[Stored data]
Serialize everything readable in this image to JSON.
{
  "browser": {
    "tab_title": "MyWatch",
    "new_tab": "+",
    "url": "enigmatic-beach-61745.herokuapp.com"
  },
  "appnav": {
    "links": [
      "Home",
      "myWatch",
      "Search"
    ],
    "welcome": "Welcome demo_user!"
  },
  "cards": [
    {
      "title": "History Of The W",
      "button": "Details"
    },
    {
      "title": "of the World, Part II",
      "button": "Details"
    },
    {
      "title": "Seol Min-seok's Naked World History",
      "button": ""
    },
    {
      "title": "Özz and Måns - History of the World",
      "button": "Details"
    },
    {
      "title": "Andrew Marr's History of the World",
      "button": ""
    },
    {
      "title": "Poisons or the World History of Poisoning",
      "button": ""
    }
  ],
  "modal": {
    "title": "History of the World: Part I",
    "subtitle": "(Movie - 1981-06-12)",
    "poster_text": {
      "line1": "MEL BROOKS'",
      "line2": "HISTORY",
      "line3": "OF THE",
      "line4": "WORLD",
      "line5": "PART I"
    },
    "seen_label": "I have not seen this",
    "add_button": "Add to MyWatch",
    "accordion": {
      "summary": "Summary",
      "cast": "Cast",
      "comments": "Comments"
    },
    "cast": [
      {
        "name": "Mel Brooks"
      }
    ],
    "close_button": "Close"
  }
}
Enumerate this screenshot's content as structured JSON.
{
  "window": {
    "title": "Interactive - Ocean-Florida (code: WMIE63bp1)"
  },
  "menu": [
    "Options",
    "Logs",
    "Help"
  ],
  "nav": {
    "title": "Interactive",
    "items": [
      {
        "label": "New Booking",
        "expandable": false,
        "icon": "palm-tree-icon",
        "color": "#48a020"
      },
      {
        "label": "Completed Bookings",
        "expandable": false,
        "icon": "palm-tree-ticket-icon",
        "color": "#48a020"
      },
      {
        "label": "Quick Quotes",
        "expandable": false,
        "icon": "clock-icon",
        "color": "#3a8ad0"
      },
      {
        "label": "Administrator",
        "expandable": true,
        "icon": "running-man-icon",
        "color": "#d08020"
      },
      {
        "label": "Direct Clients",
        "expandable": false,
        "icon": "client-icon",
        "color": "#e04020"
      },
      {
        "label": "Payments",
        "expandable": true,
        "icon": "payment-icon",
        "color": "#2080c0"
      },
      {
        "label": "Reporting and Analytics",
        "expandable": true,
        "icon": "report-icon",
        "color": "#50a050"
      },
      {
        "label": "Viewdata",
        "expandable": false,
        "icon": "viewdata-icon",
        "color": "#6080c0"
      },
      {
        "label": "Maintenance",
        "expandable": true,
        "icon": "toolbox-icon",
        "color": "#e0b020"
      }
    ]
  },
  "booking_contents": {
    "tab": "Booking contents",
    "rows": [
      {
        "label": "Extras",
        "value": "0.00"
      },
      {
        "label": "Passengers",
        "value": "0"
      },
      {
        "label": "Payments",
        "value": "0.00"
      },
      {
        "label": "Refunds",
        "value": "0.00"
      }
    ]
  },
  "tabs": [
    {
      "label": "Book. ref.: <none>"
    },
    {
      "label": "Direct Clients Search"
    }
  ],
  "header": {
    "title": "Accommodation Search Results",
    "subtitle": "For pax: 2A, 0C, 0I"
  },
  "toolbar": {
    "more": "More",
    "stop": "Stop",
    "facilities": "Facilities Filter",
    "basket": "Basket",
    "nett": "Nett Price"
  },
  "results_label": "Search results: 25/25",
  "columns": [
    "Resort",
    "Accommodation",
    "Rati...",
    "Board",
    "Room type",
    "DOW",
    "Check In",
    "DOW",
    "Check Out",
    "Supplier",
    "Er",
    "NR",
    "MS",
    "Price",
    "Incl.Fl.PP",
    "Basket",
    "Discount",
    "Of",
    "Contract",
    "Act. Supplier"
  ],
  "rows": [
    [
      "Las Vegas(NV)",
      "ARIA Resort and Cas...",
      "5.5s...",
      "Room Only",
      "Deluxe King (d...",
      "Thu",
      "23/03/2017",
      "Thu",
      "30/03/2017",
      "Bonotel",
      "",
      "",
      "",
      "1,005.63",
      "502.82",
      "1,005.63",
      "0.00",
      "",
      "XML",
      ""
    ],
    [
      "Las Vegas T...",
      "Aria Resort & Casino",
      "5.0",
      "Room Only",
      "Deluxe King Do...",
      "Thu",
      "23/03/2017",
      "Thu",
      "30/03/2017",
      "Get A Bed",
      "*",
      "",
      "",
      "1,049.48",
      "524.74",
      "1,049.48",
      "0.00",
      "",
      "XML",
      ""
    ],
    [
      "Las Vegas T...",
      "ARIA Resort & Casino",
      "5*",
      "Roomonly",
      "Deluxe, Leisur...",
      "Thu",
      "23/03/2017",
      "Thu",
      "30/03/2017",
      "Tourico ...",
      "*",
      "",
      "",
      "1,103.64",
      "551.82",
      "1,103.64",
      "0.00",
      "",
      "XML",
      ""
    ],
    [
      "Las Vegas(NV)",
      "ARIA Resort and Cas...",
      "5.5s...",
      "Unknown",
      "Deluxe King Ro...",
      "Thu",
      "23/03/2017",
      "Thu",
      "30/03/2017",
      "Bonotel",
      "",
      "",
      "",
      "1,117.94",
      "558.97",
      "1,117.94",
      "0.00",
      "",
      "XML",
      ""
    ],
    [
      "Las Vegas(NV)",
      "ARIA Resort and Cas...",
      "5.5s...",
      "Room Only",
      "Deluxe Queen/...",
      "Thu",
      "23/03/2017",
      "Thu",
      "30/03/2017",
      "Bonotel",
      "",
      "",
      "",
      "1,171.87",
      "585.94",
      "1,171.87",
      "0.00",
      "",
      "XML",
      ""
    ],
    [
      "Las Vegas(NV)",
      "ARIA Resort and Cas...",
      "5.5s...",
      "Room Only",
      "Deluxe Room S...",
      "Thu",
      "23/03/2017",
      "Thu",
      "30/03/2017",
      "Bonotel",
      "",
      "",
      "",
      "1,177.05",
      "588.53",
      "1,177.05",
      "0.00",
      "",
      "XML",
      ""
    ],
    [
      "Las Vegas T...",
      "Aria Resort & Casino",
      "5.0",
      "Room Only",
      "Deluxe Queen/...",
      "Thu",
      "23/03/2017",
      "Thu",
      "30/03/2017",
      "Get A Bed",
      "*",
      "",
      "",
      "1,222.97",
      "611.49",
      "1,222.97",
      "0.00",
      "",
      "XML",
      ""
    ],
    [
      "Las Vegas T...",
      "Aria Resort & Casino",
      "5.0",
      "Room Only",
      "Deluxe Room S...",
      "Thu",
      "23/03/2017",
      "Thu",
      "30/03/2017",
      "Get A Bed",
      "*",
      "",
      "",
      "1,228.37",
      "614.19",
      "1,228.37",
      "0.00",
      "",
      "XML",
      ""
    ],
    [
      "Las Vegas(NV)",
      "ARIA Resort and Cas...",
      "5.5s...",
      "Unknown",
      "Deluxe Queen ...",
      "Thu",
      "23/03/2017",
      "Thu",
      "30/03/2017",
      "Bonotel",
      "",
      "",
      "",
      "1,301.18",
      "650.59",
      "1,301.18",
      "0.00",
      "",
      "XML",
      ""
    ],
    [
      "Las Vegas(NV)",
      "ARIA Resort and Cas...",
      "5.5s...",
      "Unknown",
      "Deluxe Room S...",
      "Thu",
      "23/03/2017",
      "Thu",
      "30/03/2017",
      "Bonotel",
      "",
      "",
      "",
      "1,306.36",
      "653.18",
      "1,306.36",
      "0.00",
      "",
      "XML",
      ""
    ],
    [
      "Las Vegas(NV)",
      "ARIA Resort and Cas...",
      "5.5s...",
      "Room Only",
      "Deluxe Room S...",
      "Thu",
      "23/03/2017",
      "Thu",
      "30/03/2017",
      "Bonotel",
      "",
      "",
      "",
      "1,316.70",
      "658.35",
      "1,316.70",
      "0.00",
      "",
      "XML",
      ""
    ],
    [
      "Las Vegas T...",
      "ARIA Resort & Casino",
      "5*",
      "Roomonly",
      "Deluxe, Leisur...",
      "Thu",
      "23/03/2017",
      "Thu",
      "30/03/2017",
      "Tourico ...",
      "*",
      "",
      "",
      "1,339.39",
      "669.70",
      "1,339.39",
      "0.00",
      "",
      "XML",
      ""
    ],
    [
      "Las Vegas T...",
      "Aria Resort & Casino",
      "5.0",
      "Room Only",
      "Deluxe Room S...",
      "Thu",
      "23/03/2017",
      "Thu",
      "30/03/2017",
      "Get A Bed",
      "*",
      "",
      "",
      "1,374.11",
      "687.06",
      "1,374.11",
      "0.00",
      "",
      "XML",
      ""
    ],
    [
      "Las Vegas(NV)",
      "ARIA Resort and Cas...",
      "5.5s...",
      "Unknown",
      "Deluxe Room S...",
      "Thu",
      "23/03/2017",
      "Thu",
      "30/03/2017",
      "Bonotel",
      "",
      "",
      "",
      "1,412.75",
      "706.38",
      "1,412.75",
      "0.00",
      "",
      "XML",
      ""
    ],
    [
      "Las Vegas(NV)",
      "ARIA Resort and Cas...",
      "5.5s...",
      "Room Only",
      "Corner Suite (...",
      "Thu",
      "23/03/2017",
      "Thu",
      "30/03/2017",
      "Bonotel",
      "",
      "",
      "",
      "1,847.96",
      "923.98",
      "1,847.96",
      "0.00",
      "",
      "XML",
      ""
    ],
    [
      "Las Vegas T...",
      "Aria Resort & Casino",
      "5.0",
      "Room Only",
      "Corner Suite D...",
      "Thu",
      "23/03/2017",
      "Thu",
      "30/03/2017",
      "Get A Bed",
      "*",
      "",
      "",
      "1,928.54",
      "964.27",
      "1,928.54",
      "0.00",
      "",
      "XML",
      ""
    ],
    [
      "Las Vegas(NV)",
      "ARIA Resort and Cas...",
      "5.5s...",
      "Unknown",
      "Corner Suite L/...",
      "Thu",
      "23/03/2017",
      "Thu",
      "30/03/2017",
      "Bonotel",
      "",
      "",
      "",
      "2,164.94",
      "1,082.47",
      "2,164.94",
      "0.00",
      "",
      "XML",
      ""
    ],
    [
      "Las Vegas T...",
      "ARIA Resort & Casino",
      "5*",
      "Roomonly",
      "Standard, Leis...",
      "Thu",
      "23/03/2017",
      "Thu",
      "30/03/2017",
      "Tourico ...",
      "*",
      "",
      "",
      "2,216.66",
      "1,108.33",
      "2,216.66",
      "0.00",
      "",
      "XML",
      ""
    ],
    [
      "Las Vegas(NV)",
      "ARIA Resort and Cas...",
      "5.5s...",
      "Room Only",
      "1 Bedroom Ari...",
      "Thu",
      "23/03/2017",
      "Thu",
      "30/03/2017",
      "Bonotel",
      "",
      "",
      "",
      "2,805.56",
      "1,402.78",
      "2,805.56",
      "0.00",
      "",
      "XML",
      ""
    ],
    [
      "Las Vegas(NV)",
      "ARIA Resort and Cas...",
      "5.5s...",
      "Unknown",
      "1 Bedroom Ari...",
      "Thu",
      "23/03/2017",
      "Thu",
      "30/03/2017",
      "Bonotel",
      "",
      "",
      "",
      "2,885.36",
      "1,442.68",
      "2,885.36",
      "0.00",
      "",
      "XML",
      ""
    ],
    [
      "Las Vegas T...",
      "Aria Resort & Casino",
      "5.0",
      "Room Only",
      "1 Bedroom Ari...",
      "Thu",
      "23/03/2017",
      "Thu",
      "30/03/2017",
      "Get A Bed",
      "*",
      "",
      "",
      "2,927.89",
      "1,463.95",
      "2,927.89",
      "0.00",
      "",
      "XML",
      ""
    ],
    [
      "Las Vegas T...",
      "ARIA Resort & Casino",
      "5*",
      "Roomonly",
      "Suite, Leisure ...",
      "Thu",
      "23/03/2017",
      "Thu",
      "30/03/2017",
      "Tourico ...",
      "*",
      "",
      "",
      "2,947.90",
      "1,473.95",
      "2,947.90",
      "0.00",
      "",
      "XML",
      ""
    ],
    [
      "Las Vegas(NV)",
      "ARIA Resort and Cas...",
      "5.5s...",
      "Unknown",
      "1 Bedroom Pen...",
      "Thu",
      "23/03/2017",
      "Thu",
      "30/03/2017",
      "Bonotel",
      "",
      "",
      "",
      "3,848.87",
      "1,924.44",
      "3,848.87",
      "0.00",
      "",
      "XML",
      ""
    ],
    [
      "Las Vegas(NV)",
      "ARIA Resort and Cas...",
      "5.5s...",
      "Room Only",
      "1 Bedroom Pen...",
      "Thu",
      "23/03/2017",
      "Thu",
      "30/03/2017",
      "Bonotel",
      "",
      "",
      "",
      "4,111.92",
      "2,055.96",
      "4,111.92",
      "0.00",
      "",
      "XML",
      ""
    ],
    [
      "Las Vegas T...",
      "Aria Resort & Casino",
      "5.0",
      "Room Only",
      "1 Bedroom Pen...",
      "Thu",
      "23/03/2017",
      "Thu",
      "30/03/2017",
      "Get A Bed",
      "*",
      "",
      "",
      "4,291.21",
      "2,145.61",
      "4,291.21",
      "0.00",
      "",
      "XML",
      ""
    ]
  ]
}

[Directions] Pick each line holding the word "JSON" out of the data and copy it.

[Solution to this task]
Serialize everything readable in this image to JSON.
Enumerate this screenshot's content as structured JSON.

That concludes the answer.